--- TASK OBJECTIVE ---
Across the entries below, count the lines in which the word "Municipal" occurs. Reply with the count alone.
━━━━
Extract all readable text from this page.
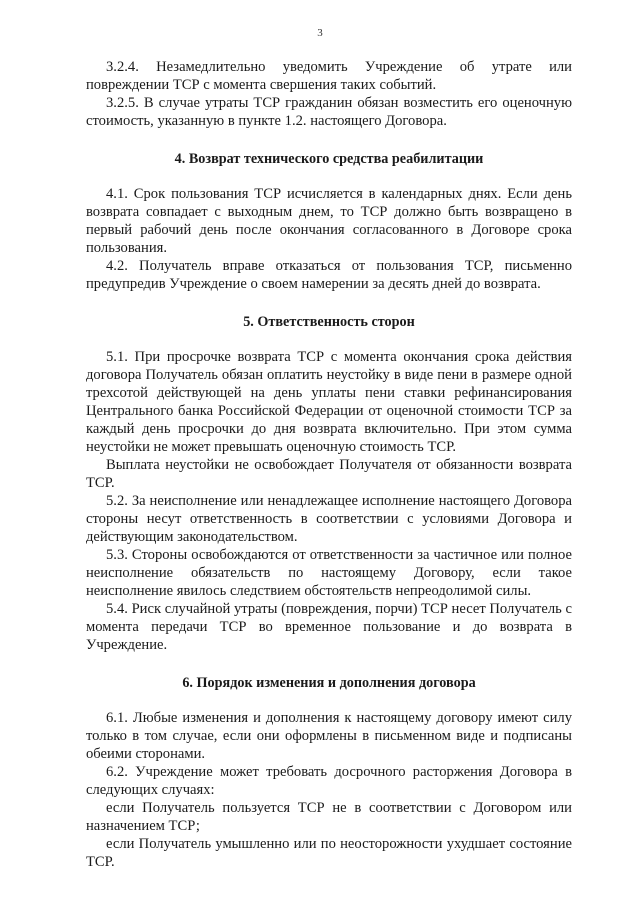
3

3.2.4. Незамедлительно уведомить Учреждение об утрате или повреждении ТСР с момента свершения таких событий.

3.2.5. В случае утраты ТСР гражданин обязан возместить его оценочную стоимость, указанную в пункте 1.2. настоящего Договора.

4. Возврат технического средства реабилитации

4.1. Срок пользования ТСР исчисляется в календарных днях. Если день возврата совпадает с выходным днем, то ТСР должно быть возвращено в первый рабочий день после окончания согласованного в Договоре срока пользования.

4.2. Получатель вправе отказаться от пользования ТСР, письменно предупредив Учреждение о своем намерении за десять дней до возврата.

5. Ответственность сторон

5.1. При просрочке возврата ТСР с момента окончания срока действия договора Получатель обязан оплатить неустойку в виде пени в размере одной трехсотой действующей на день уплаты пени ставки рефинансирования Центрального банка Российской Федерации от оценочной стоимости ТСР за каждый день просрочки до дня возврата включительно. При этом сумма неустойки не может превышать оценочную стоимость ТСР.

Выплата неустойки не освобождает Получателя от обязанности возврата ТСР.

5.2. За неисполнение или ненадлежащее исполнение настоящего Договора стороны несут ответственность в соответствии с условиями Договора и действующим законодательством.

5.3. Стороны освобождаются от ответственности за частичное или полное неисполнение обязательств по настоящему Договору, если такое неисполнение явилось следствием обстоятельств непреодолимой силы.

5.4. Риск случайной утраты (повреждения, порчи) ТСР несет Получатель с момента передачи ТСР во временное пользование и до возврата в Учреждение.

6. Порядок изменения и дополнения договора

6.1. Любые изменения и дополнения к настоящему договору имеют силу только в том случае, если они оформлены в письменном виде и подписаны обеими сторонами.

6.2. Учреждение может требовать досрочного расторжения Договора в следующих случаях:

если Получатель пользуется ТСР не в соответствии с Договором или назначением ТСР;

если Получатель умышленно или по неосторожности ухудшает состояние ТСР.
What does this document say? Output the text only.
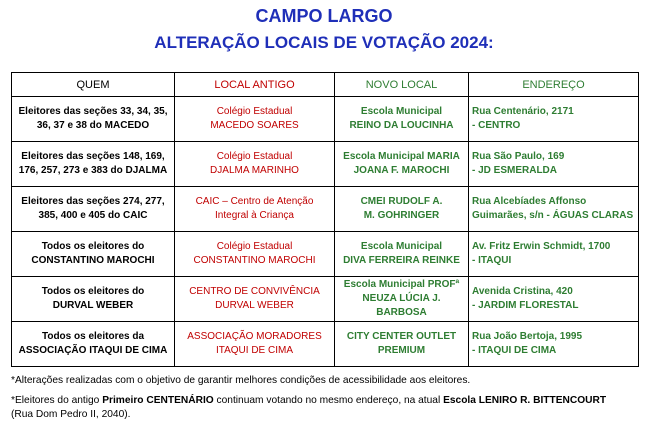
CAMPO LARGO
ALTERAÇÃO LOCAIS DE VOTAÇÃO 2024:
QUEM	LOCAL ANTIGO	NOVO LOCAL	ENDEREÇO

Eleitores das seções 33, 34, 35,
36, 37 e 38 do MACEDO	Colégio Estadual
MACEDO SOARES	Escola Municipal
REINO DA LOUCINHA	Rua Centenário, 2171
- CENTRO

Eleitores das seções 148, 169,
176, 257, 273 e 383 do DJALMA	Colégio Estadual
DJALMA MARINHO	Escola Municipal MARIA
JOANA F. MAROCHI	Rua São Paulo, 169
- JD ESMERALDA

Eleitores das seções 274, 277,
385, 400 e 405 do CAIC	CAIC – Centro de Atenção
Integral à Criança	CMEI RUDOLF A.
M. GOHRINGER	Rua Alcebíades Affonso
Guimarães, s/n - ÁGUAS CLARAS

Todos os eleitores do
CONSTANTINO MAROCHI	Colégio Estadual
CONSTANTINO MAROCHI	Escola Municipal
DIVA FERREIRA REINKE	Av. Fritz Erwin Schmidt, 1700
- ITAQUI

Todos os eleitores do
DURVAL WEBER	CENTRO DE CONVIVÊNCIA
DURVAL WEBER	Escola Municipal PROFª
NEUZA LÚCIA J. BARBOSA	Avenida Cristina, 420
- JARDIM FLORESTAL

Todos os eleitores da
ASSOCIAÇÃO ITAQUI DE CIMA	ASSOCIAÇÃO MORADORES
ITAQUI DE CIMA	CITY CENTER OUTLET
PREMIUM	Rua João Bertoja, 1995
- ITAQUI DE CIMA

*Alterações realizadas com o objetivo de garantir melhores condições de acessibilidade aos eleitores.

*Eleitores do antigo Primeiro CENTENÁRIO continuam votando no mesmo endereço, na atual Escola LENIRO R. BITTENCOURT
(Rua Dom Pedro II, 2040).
━━━━
--- REPLY TO THE EXERCISE ---
4